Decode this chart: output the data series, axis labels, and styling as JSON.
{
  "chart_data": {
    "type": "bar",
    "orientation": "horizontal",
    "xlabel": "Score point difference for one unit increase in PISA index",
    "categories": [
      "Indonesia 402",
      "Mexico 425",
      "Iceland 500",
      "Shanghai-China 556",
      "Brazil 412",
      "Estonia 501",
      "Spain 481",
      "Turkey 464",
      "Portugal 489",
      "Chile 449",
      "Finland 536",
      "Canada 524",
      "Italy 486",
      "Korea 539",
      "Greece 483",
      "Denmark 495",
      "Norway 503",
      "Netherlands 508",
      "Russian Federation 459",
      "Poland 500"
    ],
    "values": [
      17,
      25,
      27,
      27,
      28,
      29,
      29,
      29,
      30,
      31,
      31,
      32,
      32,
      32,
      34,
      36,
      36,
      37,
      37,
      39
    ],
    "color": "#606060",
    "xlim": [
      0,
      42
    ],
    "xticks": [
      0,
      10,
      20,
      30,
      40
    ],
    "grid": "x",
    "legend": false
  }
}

■ WHAT IS ASKED
Copy out all of the data exactly, leaving nothing out.

■ SOLUTION FOR THIS EXERCISE
Decode this chart: output the data series, axis labels, and styling as JSON.
{
  "chart_data": {
    "type": "bar",
    "orientation": "horizontal",
    "xlabel": "Score point difference for one unit increase in PISA index",
    "categories": [
      "Indonesia 402",
      "Mexico 425",
      "Iceland 500",
      "Shanghai-China 556",
      "Brazil 412",
      "Estonia 501",
      "Spain 481",
      "Turkey 464",
      "Portugal 489",
      "Chile 449",
      "Finland 536",
      "Canada 524",
      "Italy 486",
      "Korea 539",
      "Greece 483",
      "Denmark 495",
      "Norway 503",
      "Netherlands 508",
      "Russian Federation 459",
      "Poland 500"
    ],
    "values": [
      17,
      25,
      27,
      27,
      28,
      29,
      29,
      29,
      30,
      31,
      31,
      32,
      32,
      32,
      34,
      36,
      36,
      37,
      37,
      39
    ],
    "color": "#606060",
    "xlim": [
      0,
      42
    ],
    "xticks": [
      0,
      10,
      20,
      30,
      40
    ],
    "grid": "x",
    "legend": false
  }
}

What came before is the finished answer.